- **Directive**:
Check each line of the records below for the word "اليمامة" and copy those where it appears.
.....
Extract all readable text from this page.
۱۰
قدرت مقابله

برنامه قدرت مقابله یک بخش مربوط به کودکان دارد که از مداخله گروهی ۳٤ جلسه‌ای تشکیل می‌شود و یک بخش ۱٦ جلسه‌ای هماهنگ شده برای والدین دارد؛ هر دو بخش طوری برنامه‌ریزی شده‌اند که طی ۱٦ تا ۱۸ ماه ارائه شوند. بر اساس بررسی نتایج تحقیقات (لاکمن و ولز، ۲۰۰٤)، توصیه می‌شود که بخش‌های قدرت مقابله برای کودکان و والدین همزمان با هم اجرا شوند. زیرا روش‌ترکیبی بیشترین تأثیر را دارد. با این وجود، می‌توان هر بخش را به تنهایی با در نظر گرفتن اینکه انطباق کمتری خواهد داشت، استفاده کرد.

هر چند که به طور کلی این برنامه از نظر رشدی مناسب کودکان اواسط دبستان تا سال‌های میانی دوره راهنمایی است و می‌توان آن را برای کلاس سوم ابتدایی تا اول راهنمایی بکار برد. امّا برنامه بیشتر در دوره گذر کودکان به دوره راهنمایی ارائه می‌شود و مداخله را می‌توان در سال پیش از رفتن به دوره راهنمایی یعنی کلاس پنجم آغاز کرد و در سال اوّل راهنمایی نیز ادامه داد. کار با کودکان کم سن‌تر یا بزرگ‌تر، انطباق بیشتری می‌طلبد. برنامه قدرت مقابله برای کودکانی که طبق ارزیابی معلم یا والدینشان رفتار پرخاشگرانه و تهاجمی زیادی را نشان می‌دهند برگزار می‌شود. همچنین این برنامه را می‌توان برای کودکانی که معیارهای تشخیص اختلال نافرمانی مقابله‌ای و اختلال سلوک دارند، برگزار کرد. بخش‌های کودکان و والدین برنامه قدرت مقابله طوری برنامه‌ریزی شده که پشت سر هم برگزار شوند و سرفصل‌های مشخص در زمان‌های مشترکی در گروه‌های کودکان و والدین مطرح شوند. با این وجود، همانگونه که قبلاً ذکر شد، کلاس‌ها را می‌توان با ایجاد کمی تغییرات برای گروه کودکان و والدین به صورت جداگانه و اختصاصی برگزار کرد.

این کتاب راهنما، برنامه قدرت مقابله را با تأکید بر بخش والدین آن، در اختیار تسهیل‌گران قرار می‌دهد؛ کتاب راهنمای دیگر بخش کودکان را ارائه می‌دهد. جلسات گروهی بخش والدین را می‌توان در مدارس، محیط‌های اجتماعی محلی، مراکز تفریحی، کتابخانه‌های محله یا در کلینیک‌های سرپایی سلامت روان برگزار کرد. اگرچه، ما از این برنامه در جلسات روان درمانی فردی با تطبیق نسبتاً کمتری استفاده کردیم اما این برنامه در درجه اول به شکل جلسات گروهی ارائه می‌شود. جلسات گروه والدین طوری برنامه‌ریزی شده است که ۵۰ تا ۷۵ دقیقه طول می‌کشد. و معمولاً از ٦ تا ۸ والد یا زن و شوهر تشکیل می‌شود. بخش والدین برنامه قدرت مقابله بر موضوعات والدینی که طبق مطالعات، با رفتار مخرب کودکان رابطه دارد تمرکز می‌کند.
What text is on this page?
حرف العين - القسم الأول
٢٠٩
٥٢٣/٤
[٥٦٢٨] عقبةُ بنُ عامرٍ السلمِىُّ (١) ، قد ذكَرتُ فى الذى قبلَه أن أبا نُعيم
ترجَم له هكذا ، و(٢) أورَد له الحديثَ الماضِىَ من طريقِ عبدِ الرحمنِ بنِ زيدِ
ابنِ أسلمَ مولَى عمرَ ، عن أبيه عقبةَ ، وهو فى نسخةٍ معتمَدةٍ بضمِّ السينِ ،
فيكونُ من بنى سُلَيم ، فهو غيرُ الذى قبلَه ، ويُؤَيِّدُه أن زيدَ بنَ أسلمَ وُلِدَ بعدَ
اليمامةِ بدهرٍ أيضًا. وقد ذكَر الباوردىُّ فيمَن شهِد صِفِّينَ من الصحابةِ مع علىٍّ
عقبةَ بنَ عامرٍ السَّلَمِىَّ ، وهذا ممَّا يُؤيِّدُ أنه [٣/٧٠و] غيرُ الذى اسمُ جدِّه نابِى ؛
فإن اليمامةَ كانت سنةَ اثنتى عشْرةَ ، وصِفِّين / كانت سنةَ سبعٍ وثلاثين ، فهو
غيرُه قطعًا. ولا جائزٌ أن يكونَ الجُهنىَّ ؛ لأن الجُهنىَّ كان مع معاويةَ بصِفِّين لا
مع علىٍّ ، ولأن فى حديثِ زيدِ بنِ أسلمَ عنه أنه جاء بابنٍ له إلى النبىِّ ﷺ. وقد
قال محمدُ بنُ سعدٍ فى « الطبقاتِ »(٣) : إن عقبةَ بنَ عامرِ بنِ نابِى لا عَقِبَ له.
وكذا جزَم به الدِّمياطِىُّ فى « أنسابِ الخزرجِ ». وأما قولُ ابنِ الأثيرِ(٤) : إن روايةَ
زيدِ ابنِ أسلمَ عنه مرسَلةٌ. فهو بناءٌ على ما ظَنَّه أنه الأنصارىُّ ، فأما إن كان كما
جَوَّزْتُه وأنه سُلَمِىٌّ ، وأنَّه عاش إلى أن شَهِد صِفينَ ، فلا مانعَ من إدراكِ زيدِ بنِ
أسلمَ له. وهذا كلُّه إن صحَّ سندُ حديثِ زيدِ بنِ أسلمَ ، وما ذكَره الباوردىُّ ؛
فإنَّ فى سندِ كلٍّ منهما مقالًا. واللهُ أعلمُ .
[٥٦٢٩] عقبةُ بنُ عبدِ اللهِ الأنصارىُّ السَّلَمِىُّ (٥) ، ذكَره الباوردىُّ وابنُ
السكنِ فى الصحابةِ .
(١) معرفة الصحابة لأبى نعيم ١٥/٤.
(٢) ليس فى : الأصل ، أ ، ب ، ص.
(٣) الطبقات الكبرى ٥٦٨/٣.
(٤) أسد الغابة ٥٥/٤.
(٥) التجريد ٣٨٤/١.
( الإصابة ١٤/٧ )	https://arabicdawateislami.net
.....
- **Answer**:
اليمامةِ بدهرٍ أيضًا. وقد ذكَر الباوردىُّ فيمَن شهِد صِفِّينَ من الصحابةِ مع علىٍّ
فإن اليمامةَ كانت سنةَ اثنتى عشْرةَ ، وصِفِّين / كانت سنةَ سبعٍ وثلاثين ، فهو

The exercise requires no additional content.